INSTRUCTIONS TO FOLLOW
What follows is a set of entries. Repeat them exactly, but not their pictures.

RECORDS FOR THE TASK

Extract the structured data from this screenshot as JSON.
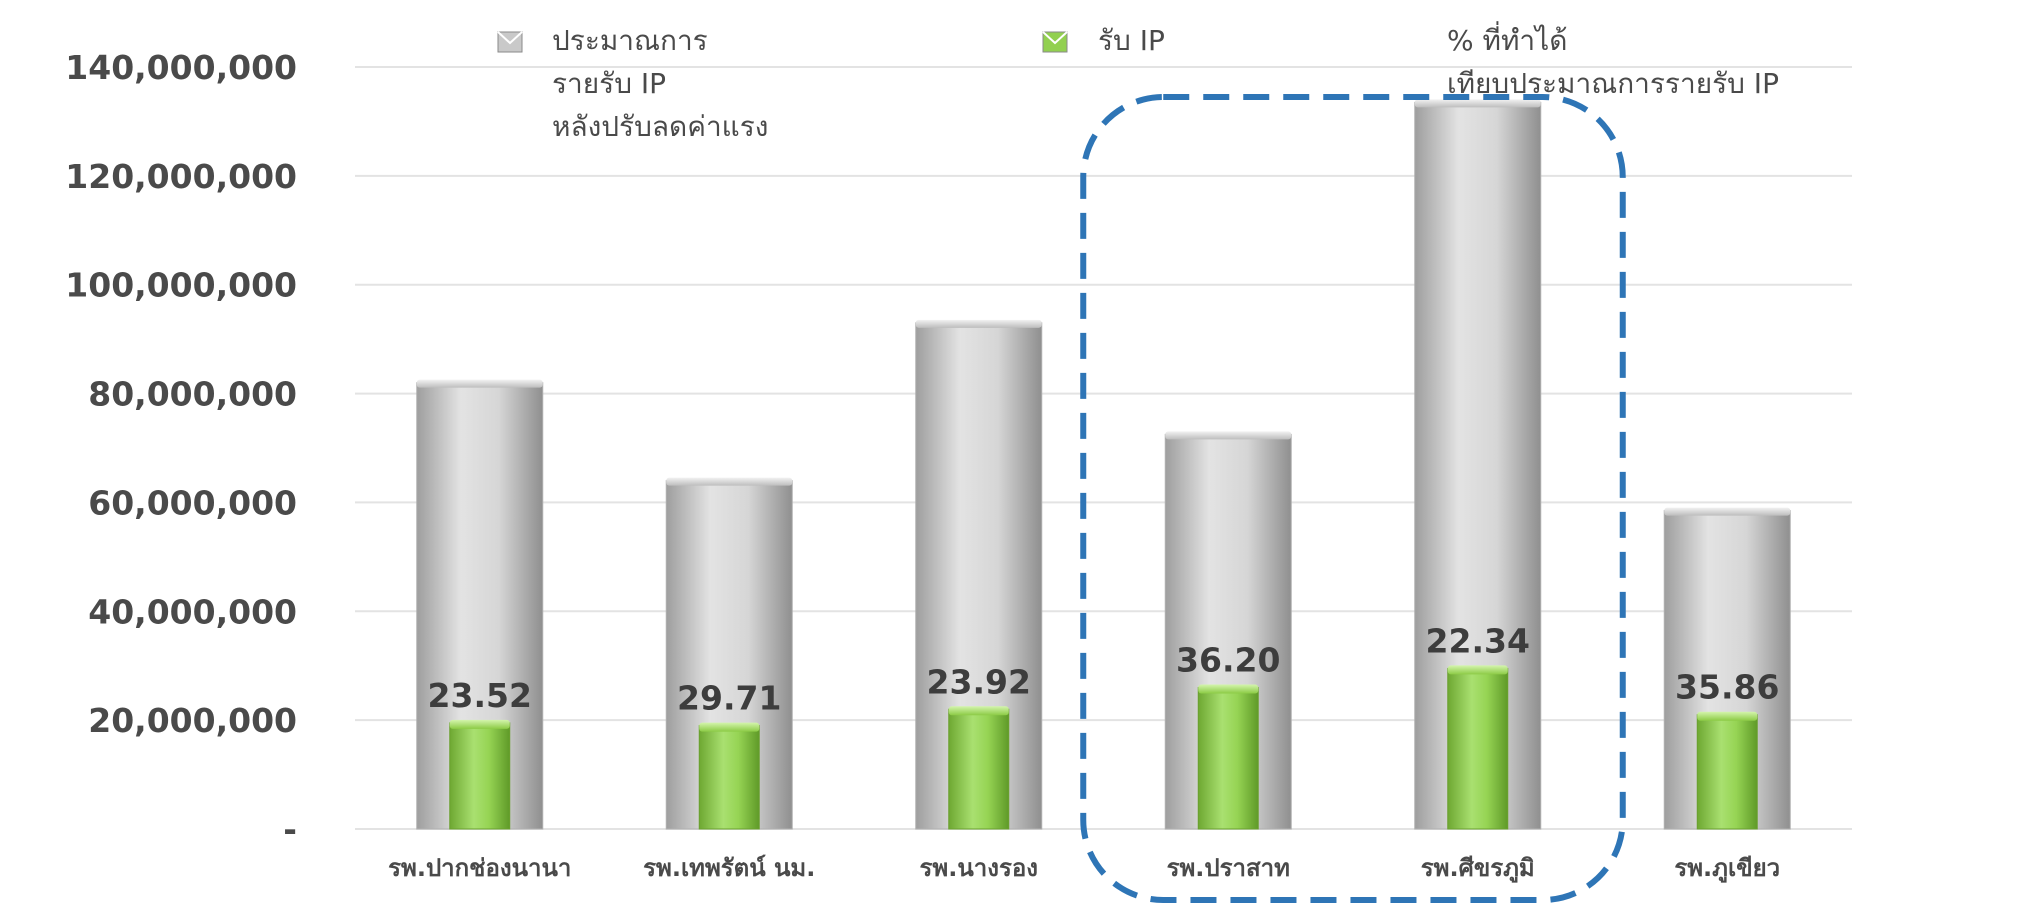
{
  "chart_data": {
    "type": "bar",
    "categories": [
      "รพ.ปากช่องนานา",
      "รพ.เทพรัตน์ นม.",
      "รพ.นางรอง",
      "รพ.ปราสาท",
      "รพ.ศีขรภูมิ",
      "รพ.ภูเขียว"
    ],
    "series": [
      {
        "name": "ประมาณการ รายรับ IP หลังปรับลดค่าแรง",
        "values": [
          82000000,
          64000000,
          93000000,
          72500000,
          133500000,
          58500000
        ],
        "color": "#c9c9c9"
      },
      {
        "name": "รับ IP",
        "values": [
          19500000,
          19000000,
          22000000,
          26000000,
          29500000,
          21000000
        ],
        "color": "#92d050"
      }
    ],
    "percent_series": {
      "name": "% ที่ทำได้ เทียบประมาณการรายรับ IP",
      "labels": [
        "23.52",
        "29.71",
        "23.92",
        "36.20",
        "22.34",
        "35.86"
      ]
    },
    "ylim": [
      0,
      140000000
    ],
    "y_ticks": [
      {
        "value": 0,
        "label": "-"
      },
      {
        "value": 20000000,
        "label": "20,000,000"
      },
      {
        "value": 40000000,
        "label": "40,000,000"
      },
      {
        "value": 60000000,
        "label": "60,000,000"
      },
      {
        "value": 80000000,
        "label": "80,000,000"
      },
      {
        "value": 100000000,
        "label": "100,000,000"
      },
      {
        "value": 120000000,
        "label": "120,000,000"
      },
      {
        "value": 140000000,
        "label": "140,000,000"
      }
    ],
    "legend": {
      "placement": "top",
      "items": [
        {
          "lines": [
            "ประมาณการ",
            "รายรับ IP",
            "หลังปรับลดค่าแรง"
          ],
          "color": "#c9c9c9",
          "has_swatch": true
        },
        {
          "lines": [
            "รับ IP"
          ],
          "color": "#92d050",
          "has_swatch": true
        },
        {
          "lines": [
            "% ที่ทำได้",
            "เทียบประมาณการรายรับ IP"
          ],
          "color": "",
          "has_swatch": false
        }
      ]
    },
    "highlight": {
      "categories": [
        "รพ.ปราสาท",
        "รพ.ศีขรภูมิ"
      ],
      "style": "dashed",
      "color": "#2e75b6"
    },
    "grid": true
  }
}
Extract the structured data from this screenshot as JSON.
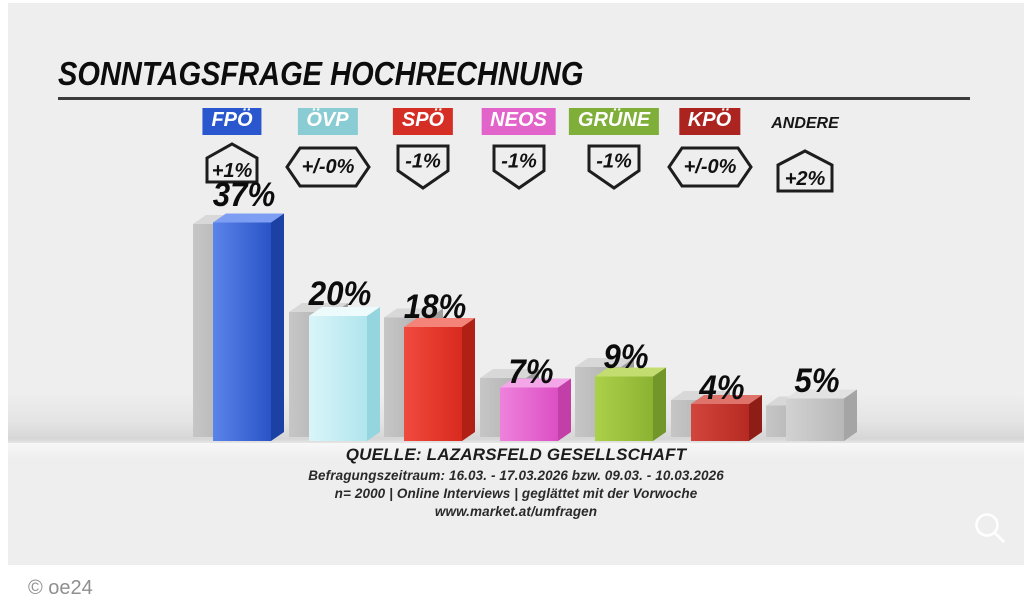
{
  "header": {
    "title": "SONNTAGSFRAGE HOCHRECHNUNG"
  },
  "chart_data": {
    "type": "bar",
    "title": "SONNTAGSFRAGE HOCHRECHNUNG",
    "unit": "%",
    "grid": false,
    "legend_position": "none",
    "categories": [
      "FPÖ",
      "ÖVP",
      "SPÖ",
      "NEOS",
      "GRÜNE",
      "KPÖ",
      "ANDERE"
    ],
    "values": [
      37,
      20,
      18,
      7,
      9,
      4,
      5
    ],
    "value_labels": [
      "37%",
      "20%",
      "18%",
      "7%",
      "9%",
      "4%",
      "5%"
    ],
    "changes": [
      "+1%",
      "+/-0%",
      "-1%",
      "-1%",
      "-1%",
      "+/-0%",
      "+2%"
    ],
    "trends": [
      "up",
      "zero",
      "down",
      "down",
      "down",
      "zero",
      "up"
    ],
    "previous_week_values": [
      36,
      20,
      19,
      8,
      10,
      4,
      3
    ],
    "previous_bar_colors": {
      "front1": "#c6c6c6",
      "front2": "#b0b0b0",
      "top": "#d8d8d8",
      "side": "#9e9e9e"
    },
    "parties": [
      {
        "name": "FPÖ",
        "value": 37,
        "value_label": "37%",
        "change": "+1%",
        "trend": "up",
        "prev": 36,
        "label_bg": "#2a57cd",
        "bar": {
          "front1": "#5b84ea",
          "front2": "#2a54c6",
          "top": "#7d9ef2",
          "side": "#1b41a4"
        }
      },
      {
        "name": "ÖVP",
        "value": 20,
        "value_label": "20%",
        "change": "+/-0%",
        "trend": "zero",
        "prev": 20,
        "label_bg": "#8accd3",
        "bar": {
          "front1": "#daf5f9",
          "front2": "#b0e5ed",
          "top": "#edfbfd",
          "side": "#95d5df"
        }
      },
      {
        "name": "SPÖ",
        "value": 18,
        "value_label": "18%",
        "change": "-1%",
        "trend": "down",
        "prev": 19,
        "label_bg": "#d52f25",
        "bar": {
          "front1": "#f04a3e",
          "front2": "#d92a1e",
          "top": "#f4837a",
          "side": "#b02014"
        }
      },
      {
        "name": "NEOS",
        "value": 7,
        "value_label": "7%",
        "change": "-1%",
        "trend": "down",
        "prev": 8,
        "label_bg": "#e263c9",
        "bar": {
          "front1": "#ee82dc",
          "front2": "#dc4fc4",
          "top": "#f3a6e8",
          "side": "#c23fa8"
        }
      },
      {
        "name": "GRÜNE",
        "value": 9,
        "value_label": "9%",
        "change": "-1%",
        "trend": "down",
        "prev": 10,
        "label_bg": "#7fae39",
        "bar": {
          "front1": "#abd14a",
          "front2": "#8cb232",
          "top": "#c3dd70",
          "side": "#73962a"
        }
      },
      {
        "name": "KPÖ",
        "value": 4,
        "value_label": "4%",
        "change": "+/-0%",
        "trend": "zero",
        "prev": 4,
        "label_bg": "#ab241f",
        "bar": {
          "front1": "#d2453c",
          "front2": "#b52a22",
          "top": "#de736b",
          "side": "#8f1d17"
        }
      },
      {
        "name": "ANDERE",
        "value": 5,
        "value_label": "5%",
        "change": "+2%",
        "trend": "up",
        "prev": 3,
        "label_bg": null,
        "bar": {
          "front1": "#d2d2d2",
          "front2": "#b8b8b8",
          "top": "#e2e2e2",
          "side": "#a5a5a5"
        }
      }
    ],
    "source": {
      "line1": "QUELLE: LAZARSFELD GESELLSCHAFT",
      "line2": "Befragungszeitraum:  16.03. - 17.03.2026  bzw. 09.03. - 10.03.2026",
      "line3": "n= 2000 | Online Interviews | geglättet mit der Vorwoche",
      "line4": "www.market.at/umfragen"
    }
  },
  "icons": {
    "zoom": "magnifier"
  },
  "footer": {
    "credit": "© oe24"
  },
  "colors": {
    "figure_bg": "#eeeeee",
    "badge_border": "#1d1d1d",
    "title_rule": "#3c3c3c"
  }
}
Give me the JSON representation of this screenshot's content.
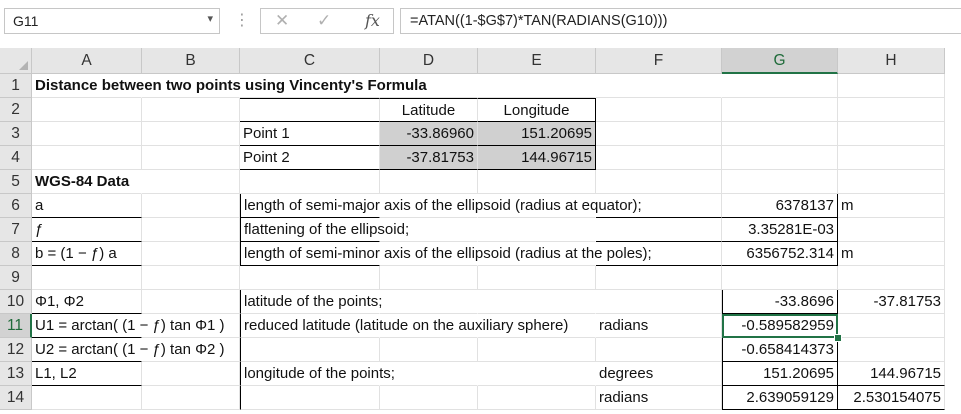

THE ANSWER
Extract the structured data from this screenshot as JSON.
{
  "chart_data": {
    "type": "bar",
    "categories": [
      "รพ.ปากช่องนานา",
      "รพ.เทพรัตน์ นม.",
      "รพ.นางรอง",
      "รพ.ปราสาท",
      "รพ.ศีขรภูมิ",
      "รพ.ภูเขียว"
    ],
    "series": [
      {
        "name": "ประมาณการ รายรับ IP หลังปรับลดค่าแรง",
        "values": [
          82000000,
          64000000,
          93000000,
          72500000,
          133500000,
          58500000
        ],
        "color": "#c9c9c9"
      },
      {
        "name": "รับ IP",
        "values": [
          19500000,
          19000000,
          22000000,
          26000000,
          29500000,
          21000000
        ],
        "color": "#92d050"
      }
    ],
    "percent_series": {
      "name": "% ที่ทำได้ เทียบประมาณการรายรับ IP",
      "labels": [
        "23.52",
        "29.71",
        "23.92",
        "36.20",
        "22.34",
        "35.86"
      ]
    },
    "ylim": [
      0,
      140000000
    ],
    "y_ticks": [
      {
        "value": 0,
        "label": "-"
      },
      {
        "value": 20000000,
        "label": "20,000,000"
      },
      {
        "value": 40000000,
        "label": "40,000,000"
      },
      {
        "value": 60000000,
        "label": "60,000,000"
      },
      {
        "value": 80000000,
        "label": "80,000,000"
      },
      {
        "value": 100000000,
        "label": "100,000,000"
      },
      {
        "value": 120000000,
        "label": "120,000,000"
      },
      {
        "value": 140000000,
        "label": "140,000,000"
      }
    ],
    "legend": {
      "placement": "top",
      "items": [
        {
          "lines": [
            "ประมาณการ",
            "รายรับ IP",
            "หลังปรับลดค่าแรง"
          ],
          "color": "#c9c9c9",
          "has_swatch": true
        },
        {
          "lines": [
            "รับ IP"
          ],
          "color": "#92d050",
          "has_swatch": true
        },
        {
          "lines": [
            "% ที่ทำได้",
            "เทียบประมาณการรายรับ IP"
          ],
          "color": "",
          "has_swatch": false
        }
      ]
    },
    "highlight": {
      "categories": [
        "รพ.ปราสาท",
        "รพ.ศีขรภูมิ"
      ],
      "style": "dashed",
      "color": "#2e75b6"
    },
    "grid": true
  }
}
Extract the structured data from this screenshot as JSON.
{
  "header": {
    "title": "SONNTAGSFRAGE HOCHRECHNUNG"
  },
  "chart_data": {
    "type": "bar",
    "title": "SONNTAGSFRAGE HOCHRECHNUNG",
    "unit": "%",
    "grid": false,
    "legend_position": "none",
    "categories": [
      "FPÖ",
      "ÖVP",
      "SPÖ",
      "NEOS",
      "GRÜNE",
      "KPÖ",
      "ANDERE"
    ],
    "values": [
      37,
      20,
      18,
      7,
      9,
      4,
      5
    ],
    "value_labels": [
      "37%",
      "20%",
      "18%",
      "7%",
      "9%",
      "4%",
      "5%"
    ],
    "changes": [
      "+1%",
      "+/-0%",
      "-1%",
      "-1%",
      "-1%",
      "+/-0%",
      "+2%"
    ],
    "trends": [
      "up",
      "zero",
      "down",
      "down",
      "down",
      "zero",
      "up"
    ],
    "previous_week_values": [
      36,
      20,
      19,
      8,
      10,
      4,
      3
    ],
    "previous_bar_colors": {
      "front1": "#c6c6c6",
      "front2": "#b0b0b0",
      "top": "#d8d8d8",
      "side": "#9e9e9e"
    },
    "parties": [
      {
        "name": "FPÖ",
        "value": 37,
        "value_label": "37%",
        "change": "+1%",
        "trend": "up",
        "prev": 36,
        "label_bg": "#2a57cd",
        "bar": {
          "front1": "#5b84ea",
          "front2": "#2a54c6",
          "top": "#7d9ef2",
          "side": "#1b41a4"
        }
      },
      {
        "name": "ÖVP",
        "value": 20,
        "value_label": "20%",
        "change": "+/-0%",
        "trend": "zero",
        "prev": 20,
        "label_bg": "#8accd3",
        "bar": {
          "front1": "#daf5f9",
          "front2": "#b0e5ed",
          "top": "#edfbfd",
          "side": "#95d5df"
        }
      },
      {
        "name": "SPÖ",
        "value": 18,
        "value_label": "18%",
        "change": "-1%",
        "trend": "down",
        "prev": 19,
        "label_bg": "#d52f25",
        "bar": {
          "front1": "#f04a3e",
          "front2": "#d92a1e",
          "top": "#f4837a",
          "side": "#b02014"
        }
      },
      {
        "name": "NEOS",
        "value": 7,
        "value_label": "7%",
        "change": "-1%",
        "trend": "down",
        "prev": 8,
        "label_bg": "#e263c9",
        "bar": {
          "front1": "#ee82dc",
          "front2": "#dc4fc4",
          "top": "#f3a6e8",
          "side": "#c23fa8"
        }
      },
      {
        "name": "GRÜNE",
        "value": 9,
        "value_label": "9%",
        "change": "-1%",
        "trend": "down",
        "prev": 10,
        "label_bg": "#7fae39",
        "bar": {
          "front1": "#abd14a",
          "front2": "#8cb232",
          "top": "#c3dd70",
          "side": "#73962a"
        }
      },
      {
        "name": "KPÖ",
        "value": 4,
        "value_label": "4%",
        "change": "+/-0%",
        "trend": "zero",
        "prev": 4,
        "label_bg": "#ab241f",
        "bar": {
          "front1": "#d2453c",
          "front2": "#b52a22",
          "top": "#de736b",
          "side": "#8f1d17"
        }
      },
      {
        "name": "ANDERE",
        "value": 5,
        "value_label": "5%",
        "change": "+2%",
        "trend": "up",
        "prev": 3,
        "label_bg": null,
        "bar": {
          "front1": "#d2d2d2",
          "front2": "#b8b8b8",
          "top": "#e2e2e2",
          "side": "#a5a5a5"
        }
      }
    ],
    "source": {
      "line1": "QUELLE: LAZARSFELD GESELLSCHAFT",
      "line2": "Befragungszeitraum:  16.03. - 17.03.2026  bzw. 09.03. - 10.03.2026",
      "line3": "n= 2000 | Online Interviews | geglättet mit der Vorwoche",
      "line4": "www.market.at/umfragen"
    }
  },
  "icons": {
    "zoom": "magnifier"
  },
  "footer": {
    "credit": "© oe24"
  },
  "colors": {
    "figure_bg": "#eeeeee",
    "badge_border": "#1d1d1d",
    "title_rule": "#3c3c3c"
  }
}
Give me the JSON representation of this screenshot's content.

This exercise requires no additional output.